GIVEN INSTRUCTION: Select the lines that hold the word "Datafile" and copy each one.

------------------------------------------------------------

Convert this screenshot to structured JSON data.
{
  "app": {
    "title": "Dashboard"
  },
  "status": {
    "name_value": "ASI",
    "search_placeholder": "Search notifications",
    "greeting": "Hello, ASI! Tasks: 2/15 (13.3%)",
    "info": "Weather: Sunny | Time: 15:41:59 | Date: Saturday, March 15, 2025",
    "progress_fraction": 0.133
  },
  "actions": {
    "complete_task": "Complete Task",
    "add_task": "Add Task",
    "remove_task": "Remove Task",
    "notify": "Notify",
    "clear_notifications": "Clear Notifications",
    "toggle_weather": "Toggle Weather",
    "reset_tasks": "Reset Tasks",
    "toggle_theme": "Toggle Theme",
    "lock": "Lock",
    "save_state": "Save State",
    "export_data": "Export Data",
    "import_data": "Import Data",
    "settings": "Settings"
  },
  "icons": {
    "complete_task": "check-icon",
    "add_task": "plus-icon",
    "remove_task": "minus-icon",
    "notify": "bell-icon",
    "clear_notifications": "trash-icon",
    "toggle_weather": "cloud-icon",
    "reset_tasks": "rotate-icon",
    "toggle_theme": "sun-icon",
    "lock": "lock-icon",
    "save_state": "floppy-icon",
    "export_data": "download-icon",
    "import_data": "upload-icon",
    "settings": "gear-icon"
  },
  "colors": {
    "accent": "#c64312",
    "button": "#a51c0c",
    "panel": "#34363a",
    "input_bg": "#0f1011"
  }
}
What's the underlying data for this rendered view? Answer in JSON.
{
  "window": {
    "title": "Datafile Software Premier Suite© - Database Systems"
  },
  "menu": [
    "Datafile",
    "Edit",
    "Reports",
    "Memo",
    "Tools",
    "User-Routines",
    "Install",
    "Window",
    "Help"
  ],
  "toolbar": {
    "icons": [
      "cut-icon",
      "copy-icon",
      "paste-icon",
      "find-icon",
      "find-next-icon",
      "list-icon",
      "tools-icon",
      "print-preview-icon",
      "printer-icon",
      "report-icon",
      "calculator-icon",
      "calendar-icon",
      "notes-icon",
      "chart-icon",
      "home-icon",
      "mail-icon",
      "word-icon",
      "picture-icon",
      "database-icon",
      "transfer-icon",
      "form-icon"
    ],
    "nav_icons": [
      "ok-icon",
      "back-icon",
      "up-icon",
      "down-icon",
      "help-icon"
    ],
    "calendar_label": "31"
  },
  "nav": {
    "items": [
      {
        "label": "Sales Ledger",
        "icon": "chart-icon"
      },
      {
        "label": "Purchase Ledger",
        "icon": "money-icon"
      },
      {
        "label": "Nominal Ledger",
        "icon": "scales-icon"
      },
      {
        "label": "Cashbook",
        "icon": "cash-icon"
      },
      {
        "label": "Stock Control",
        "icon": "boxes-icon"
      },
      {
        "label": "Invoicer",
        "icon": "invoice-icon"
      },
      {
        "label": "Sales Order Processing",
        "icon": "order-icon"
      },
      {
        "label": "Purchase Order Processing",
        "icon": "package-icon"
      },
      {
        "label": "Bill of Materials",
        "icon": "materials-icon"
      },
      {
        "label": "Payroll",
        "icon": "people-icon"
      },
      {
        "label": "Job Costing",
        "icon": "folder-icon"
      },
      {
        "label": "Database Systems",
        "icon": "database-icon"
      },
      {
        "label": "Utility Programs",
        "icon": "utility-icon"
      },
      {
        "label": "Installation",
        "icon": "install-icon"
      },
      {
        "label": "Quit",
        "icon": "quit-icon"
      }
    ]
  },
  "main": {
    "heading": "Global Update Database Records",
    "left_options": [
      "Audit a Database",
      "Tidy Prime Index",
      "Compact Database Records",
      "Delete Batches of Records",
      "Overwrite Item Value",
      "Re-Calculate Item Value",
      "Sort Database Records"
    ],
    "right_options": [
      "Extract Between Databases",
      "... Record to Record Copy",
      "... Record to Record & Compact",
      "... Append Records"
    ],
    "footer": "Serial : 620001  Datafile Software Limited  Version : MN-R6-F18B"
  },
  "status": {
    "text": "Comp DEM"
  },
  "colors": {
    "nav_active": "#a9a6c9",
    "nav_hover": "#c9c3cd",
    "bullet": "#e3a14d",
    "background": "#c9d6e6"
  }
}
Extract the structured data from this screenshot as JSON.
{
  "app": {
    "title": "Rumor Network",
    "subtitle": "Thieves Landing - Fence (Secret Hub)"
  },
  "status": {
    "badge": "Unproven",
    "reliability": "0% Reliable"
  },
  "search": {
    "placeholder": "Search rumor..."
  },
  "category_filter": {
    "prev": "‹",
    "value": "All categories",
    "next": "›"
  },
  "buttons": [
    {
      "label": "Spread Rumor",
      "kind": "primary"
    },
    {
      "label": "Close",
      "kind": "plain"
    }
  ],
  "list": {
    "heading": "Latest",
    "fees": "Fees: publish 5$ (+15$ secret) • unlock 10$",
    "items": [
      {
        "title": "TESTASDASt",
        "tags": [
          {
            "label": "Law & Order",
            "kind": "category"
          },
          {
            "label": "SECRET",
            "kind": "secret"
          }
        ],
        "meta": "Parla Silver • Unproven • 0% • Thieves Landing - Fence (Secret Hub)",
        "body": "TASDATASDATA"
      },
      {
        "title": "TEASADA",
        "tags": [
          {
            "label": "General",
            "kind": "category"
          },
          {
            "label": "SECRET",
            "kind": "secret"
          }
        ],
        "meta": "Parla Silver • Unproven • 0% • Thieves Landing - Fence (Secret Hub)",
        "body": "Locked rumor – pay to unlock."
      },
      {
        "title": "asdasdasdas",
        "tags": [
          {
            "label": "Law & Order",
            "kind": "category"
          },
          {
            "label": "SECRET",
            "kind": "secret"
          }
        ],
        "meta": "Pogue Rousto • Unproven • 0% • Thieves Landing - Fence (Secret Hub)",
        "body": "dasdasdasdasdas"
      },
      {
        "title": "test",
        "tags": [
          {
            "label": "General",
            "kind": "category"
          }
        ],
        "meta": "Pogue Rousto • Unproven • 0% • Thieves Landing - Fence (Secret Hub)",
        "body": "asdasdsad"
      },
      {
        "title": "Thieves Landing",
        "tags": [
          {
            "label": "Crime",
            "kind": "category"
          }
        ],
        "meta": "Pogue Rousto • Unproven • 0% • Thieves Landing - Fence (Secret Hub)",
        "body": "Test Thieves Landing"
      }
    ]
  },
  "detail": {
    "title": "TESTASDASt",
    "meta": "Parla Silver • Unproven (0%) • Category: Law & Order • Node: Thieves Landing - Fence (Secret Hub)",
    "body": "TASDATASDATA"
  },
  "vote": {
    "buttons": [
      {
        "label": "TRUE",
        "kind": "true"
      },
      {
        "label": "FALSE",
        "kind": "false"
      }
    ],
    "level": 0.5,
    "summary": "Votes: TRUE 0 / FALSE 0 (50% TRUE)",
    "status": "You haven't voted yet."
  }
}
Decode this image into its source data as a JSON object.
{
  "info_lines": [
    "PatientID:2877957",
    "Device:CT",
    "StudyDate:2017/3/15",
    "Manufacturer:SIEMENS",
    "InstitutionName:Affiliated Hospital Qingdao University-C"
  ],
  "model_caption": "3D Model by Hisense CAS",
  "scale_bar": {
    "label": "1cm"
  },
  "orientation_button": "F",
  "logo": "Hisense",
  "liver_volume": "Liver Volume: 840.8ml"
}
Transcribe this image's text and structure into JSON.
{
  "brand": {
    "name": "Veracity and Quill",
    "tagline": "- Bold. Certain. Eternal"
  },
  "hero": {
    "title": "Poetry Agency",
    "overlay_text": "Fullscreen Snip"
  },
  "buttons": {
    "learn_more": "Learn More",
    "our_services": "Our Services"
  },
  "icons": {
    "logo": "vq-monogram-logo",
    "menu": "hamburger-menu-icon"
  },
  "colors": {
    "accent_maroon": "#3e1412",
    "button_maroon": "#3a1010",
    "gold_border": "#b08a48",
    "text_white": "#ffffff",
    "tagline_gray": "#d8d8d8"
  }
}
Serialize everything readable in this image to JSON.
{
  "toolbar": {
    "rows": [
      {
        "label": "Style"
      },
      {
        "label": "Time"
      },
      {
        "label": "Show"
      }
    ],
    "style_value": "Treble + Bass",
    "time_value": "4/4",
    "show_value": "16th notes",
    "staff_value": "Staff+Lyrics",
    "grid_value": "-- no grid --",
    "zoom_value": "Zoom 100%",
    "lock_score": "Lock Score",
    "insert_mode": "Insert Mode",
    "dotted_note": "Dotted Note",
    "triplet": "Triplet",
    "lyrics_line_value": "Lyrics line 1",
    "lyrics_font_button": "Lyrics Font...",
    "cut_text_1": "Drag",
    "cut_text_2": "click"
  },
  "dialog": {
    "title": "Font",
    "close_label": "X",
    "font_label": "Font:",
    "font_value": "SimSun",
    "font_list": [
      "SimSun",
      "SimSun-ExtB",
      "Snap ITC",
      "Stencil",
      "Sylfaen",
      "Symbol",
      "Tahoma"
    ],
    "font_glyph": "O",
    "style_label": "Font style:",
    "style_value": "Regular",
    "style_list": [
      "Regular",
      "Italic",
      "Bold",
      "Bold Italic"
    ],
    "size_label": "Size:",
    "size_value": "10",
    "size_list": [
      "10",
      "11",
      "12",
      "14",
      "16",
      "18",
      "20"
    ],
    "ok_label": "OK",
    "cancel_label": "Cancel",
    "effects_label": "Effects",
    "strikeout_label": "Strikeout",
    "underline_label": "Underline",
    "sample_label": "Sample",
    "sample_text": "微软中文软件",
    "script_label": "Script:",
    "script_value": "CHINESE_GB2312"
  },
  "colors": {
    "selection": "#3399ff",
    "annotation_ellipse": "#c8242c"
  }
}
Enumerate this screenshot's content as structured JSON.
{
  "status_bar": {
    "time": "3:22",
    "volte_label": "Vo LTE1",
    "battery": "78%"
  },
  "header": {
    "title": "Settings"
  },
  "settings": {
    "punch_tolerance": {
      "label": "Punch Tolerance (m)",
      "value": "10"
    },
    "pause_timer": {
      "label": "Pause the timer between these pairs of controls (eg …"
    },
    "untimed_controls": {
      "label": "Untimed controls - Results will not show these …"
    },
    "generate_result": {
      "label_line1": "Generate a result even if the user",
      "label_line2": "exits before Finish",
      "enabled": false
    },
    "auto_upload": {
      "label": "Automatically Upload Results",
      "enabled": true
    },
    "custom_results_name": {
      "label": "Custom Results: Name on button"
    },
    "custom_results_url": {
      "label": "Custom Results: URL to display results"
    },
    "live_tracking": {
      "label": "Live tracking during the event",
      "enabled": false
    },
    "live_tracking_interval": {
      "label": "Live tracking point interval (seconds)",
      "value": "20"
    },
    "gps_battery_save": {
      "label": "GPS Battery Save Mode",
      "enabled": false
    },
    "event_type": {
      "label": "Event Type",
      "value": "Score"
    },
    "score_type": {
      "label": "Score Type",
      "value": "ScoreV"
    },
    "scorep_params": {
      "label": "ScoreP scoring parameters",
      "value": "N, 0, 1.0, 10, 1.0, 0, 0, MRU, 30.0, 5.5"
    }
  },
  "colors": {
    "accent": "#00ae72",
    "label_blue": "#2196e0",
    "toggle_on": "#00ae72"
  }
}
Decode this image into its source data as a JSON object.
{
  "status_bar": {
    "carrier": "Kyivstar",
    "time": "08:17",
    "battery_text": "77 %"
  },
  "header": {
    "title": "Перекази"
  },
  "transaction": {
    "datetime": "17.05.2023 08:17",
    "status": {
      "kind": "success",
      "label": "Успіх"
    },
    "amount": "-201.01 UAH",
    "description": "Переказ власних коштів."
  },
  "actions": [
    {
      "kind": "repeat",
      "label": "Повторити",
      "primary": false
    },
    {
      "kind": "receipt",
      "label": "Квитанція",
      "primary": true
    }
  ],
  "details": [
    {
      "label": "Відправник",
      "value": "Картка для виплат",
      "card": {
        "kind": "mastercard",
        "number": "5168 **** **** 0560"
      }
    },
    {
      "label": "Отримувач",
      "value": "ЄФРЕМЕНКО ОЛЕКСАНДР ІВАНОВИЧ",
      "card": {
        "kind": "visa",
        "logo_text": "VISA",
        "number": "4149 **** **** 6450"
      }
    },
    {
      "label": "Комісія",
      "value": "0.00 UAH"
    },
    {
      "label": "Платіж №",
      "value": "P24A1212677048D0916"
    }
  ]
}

------------------------------------------------------------

RESULT:
    "title": "Datafile Software Premier Suite© - Database Systems"
    "Datafile",
    "footer": "Serial : 620001  Datafile Software Limited  Version : MN-R6-F18B"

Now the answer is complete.